What is expected: In the data that follows, count each line holding the string "края"; answer with the number only.

#### Supplied material ####

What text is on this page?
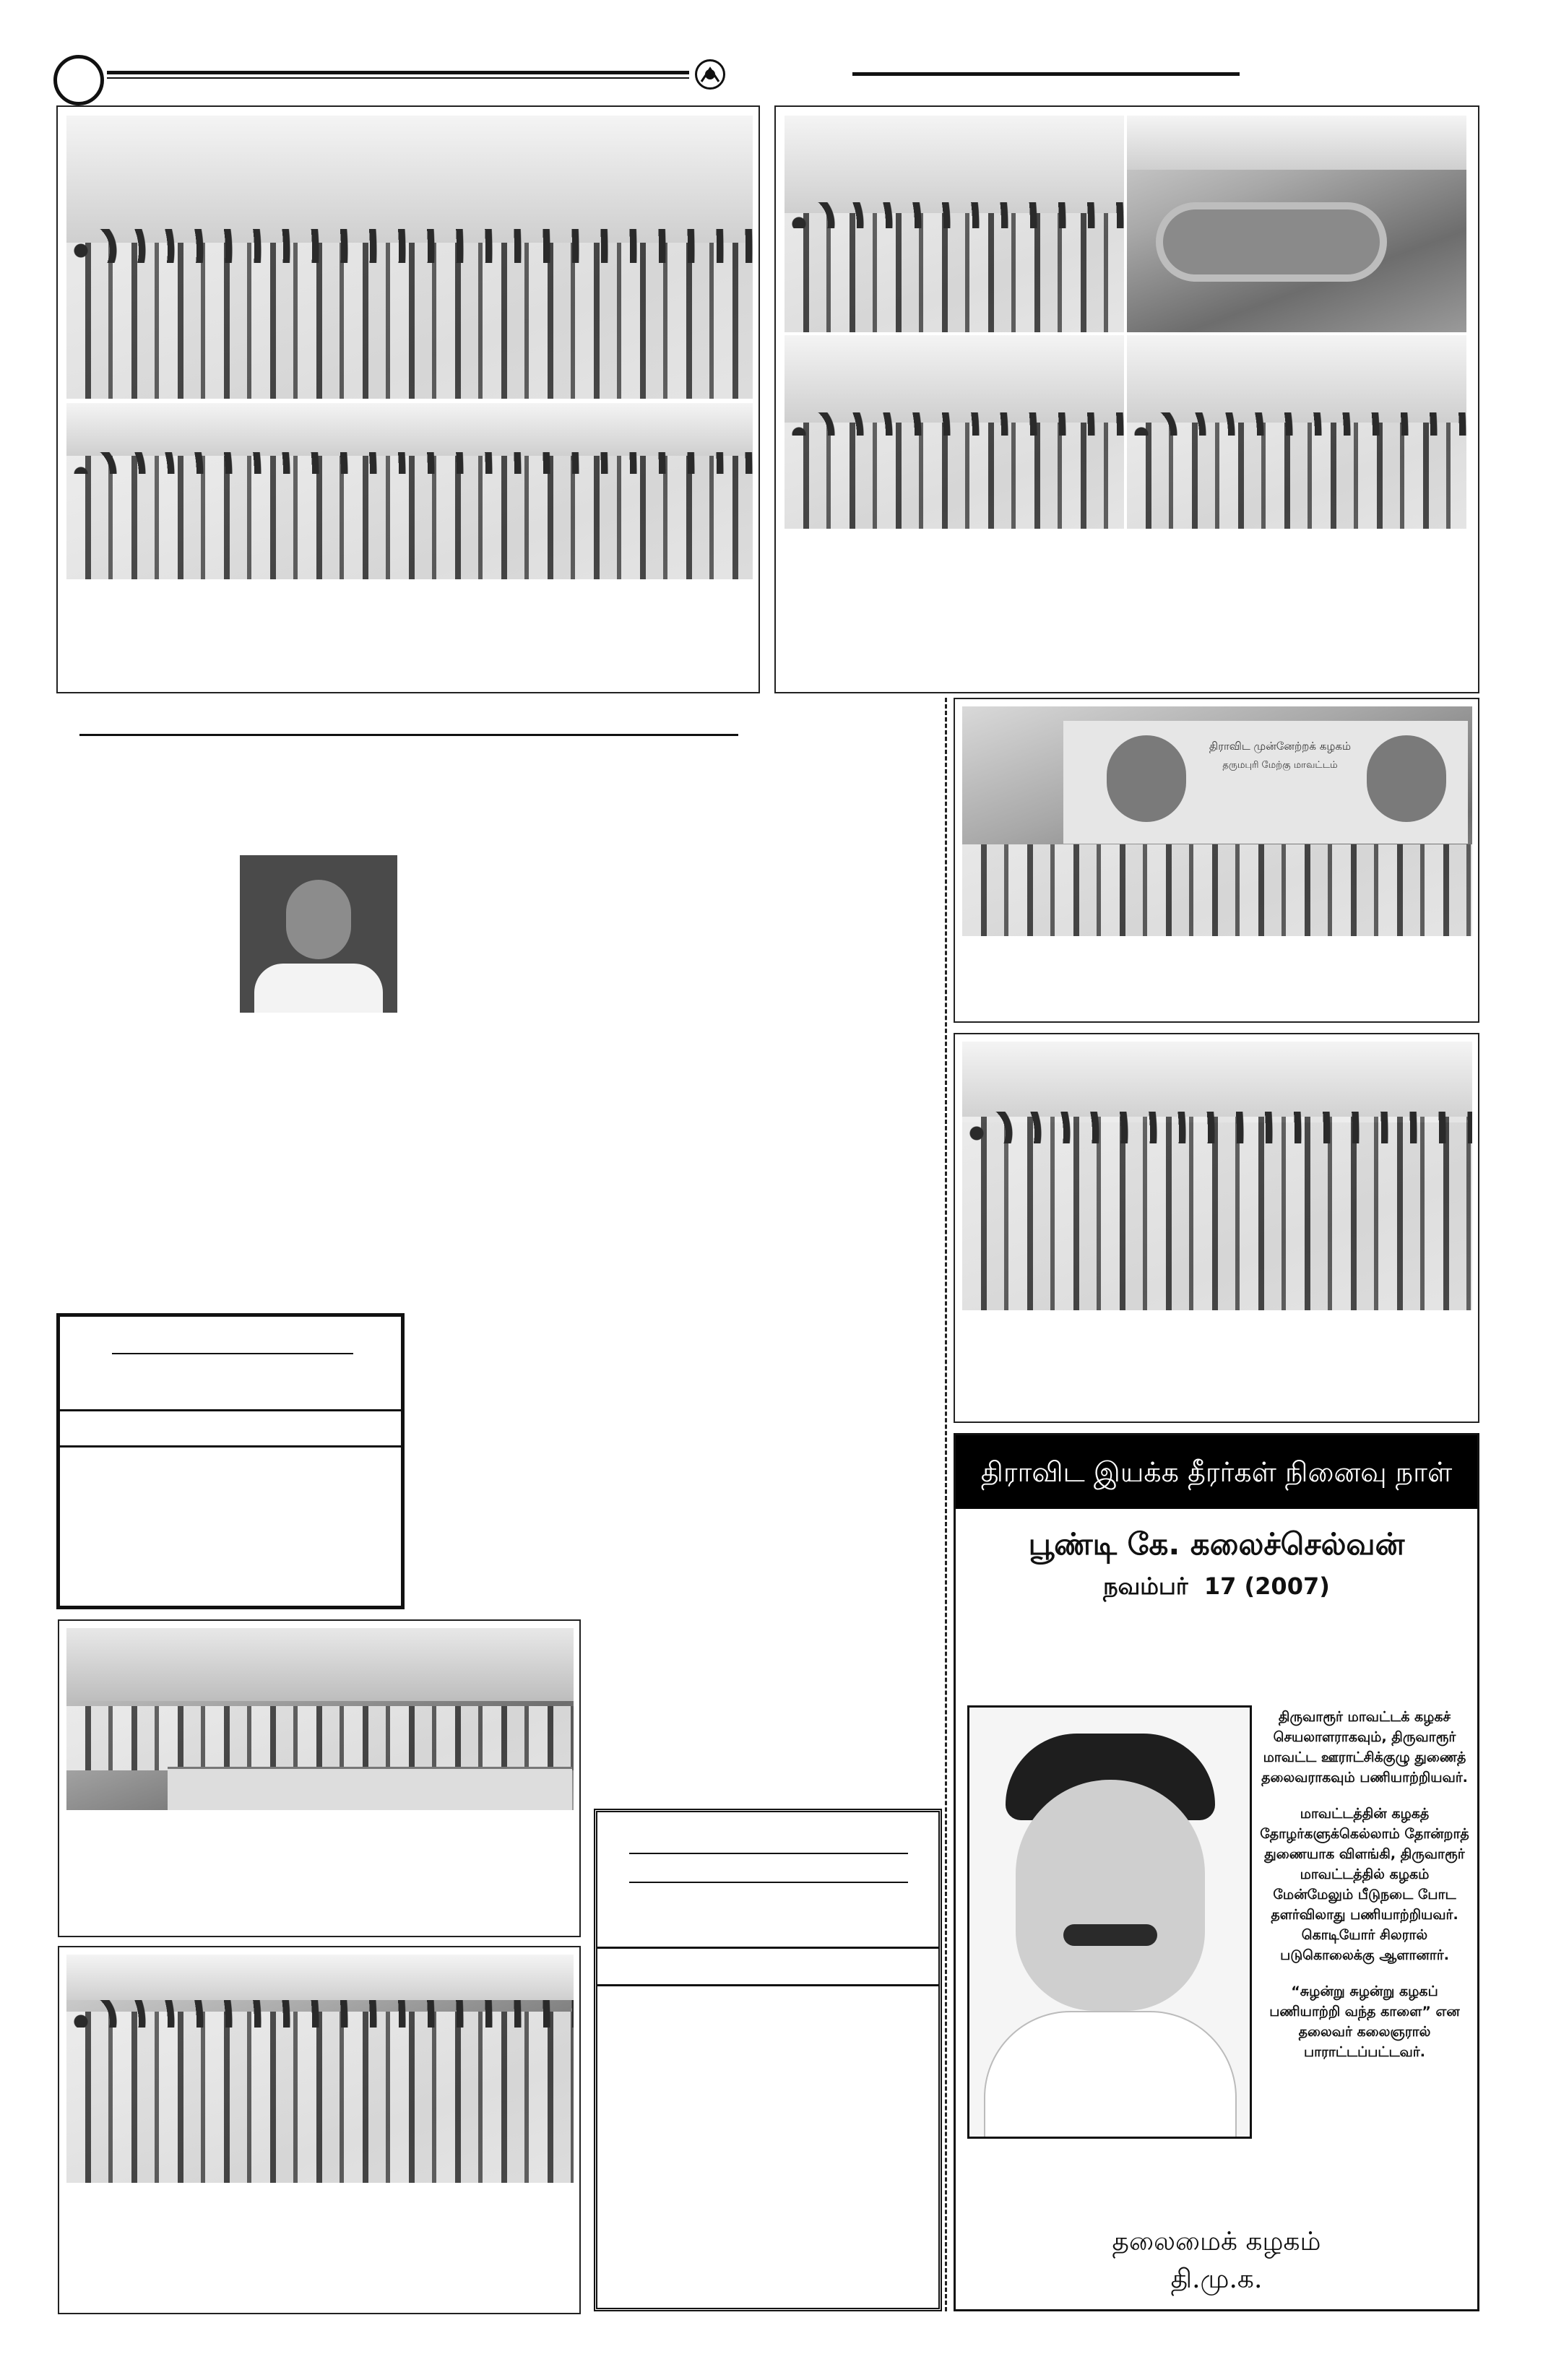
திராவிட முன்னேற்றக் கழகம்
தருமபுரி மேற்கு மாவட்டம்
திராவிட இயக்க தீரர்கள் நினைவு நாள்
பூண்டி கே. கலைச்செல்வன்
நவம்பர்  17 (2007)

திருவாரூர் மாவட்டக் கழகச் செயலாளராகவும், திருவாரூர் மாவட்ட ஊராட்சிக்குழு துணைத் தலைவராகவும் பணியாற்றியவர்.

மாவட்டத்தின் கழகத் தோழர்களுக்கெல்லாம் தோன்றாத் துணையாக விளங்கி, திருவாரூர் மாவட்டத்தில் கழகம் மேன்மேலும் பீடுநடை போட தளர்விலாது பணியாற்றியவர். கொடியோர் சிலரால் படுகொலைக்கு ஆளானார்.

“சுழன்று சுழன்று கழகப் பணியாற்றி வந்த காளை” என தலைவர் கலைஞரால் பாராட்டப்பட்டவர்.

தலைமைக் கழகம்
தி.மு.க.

####
#### Supplied material ####

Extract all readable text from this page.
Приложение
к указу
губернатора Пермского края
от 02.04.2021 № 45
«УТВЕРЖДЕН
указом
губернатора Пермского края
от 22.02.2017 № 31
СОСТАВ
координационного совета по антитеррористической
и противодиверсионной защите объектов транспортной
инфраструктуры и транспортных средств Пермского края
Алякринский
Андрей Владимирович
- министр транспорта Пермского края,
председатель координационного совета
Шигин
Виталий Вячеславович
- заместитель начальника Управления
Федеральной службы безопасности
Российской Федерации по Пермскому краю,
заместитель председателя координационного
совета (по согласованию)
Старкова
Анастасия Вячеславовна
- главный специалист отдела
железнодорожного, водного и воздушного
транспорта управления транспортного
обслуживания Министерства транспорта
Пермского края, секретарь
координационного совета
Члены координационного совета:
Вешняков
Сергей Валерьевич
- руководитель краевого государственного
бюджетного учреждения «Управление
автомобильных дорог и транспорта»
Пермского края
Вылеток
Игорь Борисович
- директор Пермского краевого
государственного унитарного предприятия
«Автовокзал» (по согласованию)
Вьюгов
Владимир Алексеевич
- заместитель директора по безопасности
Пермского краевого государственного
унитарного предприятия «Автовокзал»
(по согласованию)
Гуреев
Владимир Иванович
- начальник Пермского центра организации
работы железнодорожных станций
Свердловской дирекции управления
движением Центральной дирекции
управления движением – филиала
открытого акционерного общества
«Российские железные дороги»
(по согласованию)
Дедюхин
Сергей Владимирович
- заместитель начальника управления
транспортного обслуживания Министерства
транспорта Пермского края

####

Result of this exercise: 7